_Input material_.

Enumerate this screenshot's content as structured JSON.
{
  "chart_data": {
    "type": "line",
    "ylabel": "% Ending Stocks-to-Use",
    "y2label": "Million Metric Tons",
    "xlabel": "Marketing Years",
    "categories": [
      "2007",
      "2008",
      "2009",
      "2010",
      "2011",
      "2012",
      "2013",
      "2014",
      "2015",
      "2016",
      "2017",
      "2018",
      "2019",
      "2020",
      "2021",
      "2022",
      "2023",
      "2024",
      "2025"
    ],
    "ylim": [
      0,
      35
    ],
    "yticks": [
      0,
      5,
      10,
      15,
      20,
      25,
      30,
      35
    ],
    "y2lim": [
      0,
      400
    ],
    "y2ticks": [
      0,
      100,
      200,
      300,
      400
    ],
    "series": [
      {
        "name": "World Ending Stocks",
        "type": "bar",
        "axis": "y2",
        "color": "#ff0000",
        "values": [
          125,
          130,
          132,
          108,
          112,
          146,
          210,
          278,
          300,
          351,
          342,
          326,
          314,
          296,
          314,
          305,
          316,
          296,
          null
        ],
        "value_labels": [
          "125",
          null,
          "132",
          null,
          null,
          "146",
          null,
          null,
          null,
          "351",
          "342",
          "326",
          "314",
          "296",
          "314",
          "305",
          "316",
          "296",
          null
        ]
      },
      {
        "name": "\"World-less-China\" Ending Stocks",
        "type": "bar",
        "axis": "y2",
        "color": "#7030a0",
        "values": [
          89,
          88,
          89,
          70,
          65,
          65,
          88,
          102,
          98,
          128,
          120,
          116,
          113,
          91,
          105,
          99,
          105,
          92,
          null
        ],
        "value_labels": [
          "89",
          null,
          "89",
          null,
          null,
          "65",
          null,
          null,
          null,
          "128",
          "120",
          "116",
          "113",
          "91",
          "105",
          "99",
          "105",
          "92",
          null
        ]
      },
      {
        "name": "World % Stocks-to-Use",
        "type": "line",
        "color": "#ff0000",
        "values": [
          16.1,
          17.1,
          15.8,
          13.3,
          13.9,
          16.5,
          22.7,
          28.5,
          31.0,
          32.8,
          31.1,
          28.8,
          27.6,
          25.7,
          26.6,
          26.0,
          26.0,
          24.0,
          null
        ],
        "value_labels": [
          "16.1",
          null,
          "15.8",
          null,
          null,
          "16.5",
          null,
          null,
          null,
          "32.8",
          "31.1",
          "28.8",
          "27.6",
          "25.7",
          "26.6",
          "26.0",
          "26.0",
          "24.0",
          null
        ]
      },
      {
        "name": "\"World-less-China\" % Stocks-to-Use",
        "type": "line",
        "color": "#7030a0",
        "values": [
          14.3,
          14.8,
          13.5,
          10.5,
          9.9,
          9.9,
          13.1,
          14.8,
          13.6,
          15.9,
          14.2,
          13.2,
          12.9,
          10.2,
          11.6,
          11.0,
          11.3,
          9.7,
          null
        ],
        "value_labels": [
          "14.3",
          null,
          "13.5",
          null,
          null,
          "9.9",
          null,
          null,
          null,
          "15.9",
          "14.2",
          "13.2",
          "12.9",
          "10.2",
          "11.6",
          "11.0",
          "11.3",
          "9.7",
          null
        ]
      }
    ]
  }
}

_Your goal_.
Print out all the entries precisely as written.

_Problem solution_.
Enumerate this screenshot's content as structured JSON.
{
  "chart_data": {
    "type": "line",
    "ylabel": "% Ending Stocks-to-Use",
    "y2label": "Million Metric Tons",
    "xlabel": "Marketing Years",
    "categories": [
      "2007",
      "2008",
      "2009",
      "2010",
      "2011",
      "2012",
      "2013",
      "2014",
      "2015",
      "2016",
      "2017",
      "2018",
      "2019",
      "2020",
      "2021",
      "2022",
      "2023",
      "2024",
      "2025"
    ],
    "ylim": [
      0,
      35
    ],
    "yticks": [
      0,
      5,
      10,
      15,
      20,
      25,
      30,
      35
    ],
    "y2lim": [
      0,
      400
    ],
    "y2ticks": [
      0,
      100,
      200,
      300,
      400
    ],
    "series": [
      {
        "name": "World Ending Stocks",
        "type": "bar",
        "axis": "y2",
        "color": "#ff0000",
        "values": [
          125,
          130,
          132,
          108,
          112,
          146,
          210,
          278,
          300,
          351,
          342,
          326,
          314,
          296,
          314,
          305,
          316,
          296,
          null
        ],
        "value_labels": [
          "125",
          null,
          "132",
          null,
          null,
          "146",
          null,
          null,
          null,
          "351",
          "342",
          "326",
          "314",
          "296",
          "314",
          "305",
          "316",
          "296",
          null
        ]
      },
      {
        "name": "\"World-less-China\" Ending Stocks",
        "type": "bar",
        "axis": "y2",
        "color": "#7030a0",
        "values": [
          89,
          88,
          89,
          70,
          65,
          65,
          88,
          102,
          98,
          128,
          120,
          116,
          113,
          91,
          105,
          99,
          105,
          92,
          null
        ],
        "value_labels": [
          "89",
          null,
          "89",
          null,
          null,
          "65",
          null,
          null,
          null,
          "128",
          "120",
          "116",
          "113",
          "91",
          "105",
          "99",
          "105",
          "92",
          null
        ]
      },
      {
        "name": "World % Stocks-to-Use",
        "type": "line",
        "color": "#ff0000",
        "values": [
          16.1,
          17.1,
          15.8,
          13.3,
          13.9,
          16.5,
          22.7,
          28.5,
          31.0,
          32.8,
          31.1,
          28.8,
          27.6,
          25.7,
          26.6,
          26.0,
          26.0,
          24.0,
          null
        ],
        "value_labels": [
          "16.1",
          null,
          "15.8",
          null,
          null,
          "16.5",
          null,
          null,
          null,
          "32.8",
          "31.1",
          "28.8",
          "27.6",
          "25.7",
          "26.6",
          "26.0",
          "26.0",
          "24.0",
          null
        ]
      },
      {
        "name": "\"World-less-China\" % Stocks-to-Use",
        "type": "line",
        "color": "#7030a0",
        "values": [
          14.3,
          14.8,
          13.5,
          10.5,
          9.9,
          9.9,
          13.1,
          14.8,
          13.6,
          15.9,
          14.2,
          13.2,
          12.9,
          10.2,
          11.6,
          11.0,
          11.3,
          9.7,
          null
        ],
        "value_labels": [
          "14.3",
          null,
          "13.5",
          null,
          null,
          "9.9",
          null,
          null,
          null,
          "15.9",
          "14.2",
          "13.2",
          "12.9",
          "10.2",
          "11.6",
          "11.0",
          "11.3",
          "9.7",
          null
        ]
      }
    ]
  }
}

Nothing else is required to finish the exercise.